DIRECTION ▸
Copy every line, leaving nothing out and adding nothing.

(Collection entries)
-----
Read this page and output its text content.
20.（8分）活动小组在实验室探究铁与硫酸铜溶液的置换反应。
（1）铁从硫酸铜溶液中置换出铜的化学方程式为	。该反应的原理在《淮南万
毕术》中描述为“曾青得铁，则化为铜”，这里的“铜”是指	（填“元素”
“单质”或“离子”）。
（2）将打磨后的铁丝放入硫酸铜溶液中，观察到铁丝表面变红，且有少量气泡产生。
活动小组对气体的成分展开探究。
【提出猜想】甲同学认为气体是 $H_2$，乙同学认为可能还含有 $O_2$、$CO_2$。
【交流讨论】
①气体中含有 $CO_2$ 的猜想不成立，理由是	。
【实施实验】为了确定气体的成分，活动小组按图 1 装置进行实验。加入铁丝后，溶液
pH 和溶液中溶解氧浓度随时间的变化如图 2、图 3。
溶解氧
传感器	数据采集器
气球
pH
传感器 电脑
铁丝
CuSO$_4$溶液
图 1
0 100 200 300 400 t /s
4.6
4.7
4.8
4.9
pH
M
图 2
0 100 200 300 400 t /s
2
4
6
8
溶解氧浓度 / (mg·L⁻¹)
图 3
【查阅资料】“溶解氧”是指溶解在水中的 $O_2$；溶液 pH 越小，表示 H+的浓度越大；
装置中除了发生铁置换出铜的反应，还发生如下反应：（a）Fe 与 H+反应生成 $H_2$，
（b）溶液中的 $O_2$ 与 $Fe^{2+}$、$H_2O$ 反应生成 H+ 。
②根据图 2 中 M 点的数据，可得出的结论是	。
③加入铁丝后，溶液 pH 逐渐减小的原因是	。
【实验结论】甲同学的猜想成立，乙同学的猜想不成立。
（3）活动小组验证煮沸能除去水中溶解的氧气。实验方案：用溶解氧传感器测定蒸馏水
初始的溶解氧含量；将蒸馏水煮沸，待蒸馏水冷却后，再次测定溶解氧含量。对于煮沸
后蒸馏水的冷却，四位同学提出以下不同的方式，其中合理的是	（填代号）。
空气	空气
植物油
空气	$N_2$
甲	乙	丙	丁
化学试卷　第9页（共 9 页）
-----
THE SOLUTION ▸
Read this page and output its text content.
20.（8分）活动小组在实验室探究铁与硫酸铜溶液的置换反应。
（1）铁从硫酸铜溶液中置换出铜的化学方程式为	。该反应的原理在《淮南万
毕术》中描述为“曾青得铁，则化为铜”，这里的“铜”是指	（填“元素”
“单质”或“离子”）。
（2）将打磨后的铁丝放入硫酸铜溶液中，观察到铁丝表面变红，且有少量气泡产生。
活动小组对气体的成分展开探究。
【提出猜想】甲同学认为气体是 $H_2$，乙同学认为可能还含有 $O_2$、$CO_2$。
【交流讨论】
①气体中含有 $CO_2$ 的猜想不成立，理由是	。
【实施实验】为了确定气体的成分，活动小组按图 1 装置进行实验。加入铁丝后，溶液
pH 和溶液中溶解氧浓度随时间的变化如图 2、图 3。
溶解氧
传感器	数据采集器
气球
pH
传感器 电脑
铁丝
CuSO$_4$溶液
图 1
0 100 200 300 400 t /s
4.6
4.7
4.8
4.9
pH
M
图 2
0 100 200 300 400 t /s
2
4
6
8
溶解氧浓度 / (mg·L⁻¹)
图 3
【查阅资料】“溶解氧”是指溶解在水中的 $O_2$；溶液 pH 越小，表示 H+的浓度越大；
装置中除了发生铁置换出铜的反应，还发生如下反应：（a）Fe 与 H+反应生成 $H_2$，
（b）溶液中的 $O_2$ 与 $Fe^{2+}$、$H_2O$ 反应生成 H+ 。
②根据图 2 中 M 点的数据，可得出的结论是	。
③加入铁丝后，溶液 pH 逐渐减小的原因是	。
【实验结论】甲同学的猜想成立，乙同学的猜想不成立。
（3）活动小组验证煮沸能除去水中溶解的氧气。实验方案：用溶解氧传感器测定蒸馏水
初始的溶解氧含量；将蒸馏水煮沸，待蒸馏水冷却后，再次测定溶解氧含量。对于煮沸
后蒸馏水的冷却，四位同学提出以下不同的方式，其中合理的是	（填代号）。
空气	空气
植物油
空气	$N_2$
甲	乙	丙	丁
化学试卷　第9页（共 9 页）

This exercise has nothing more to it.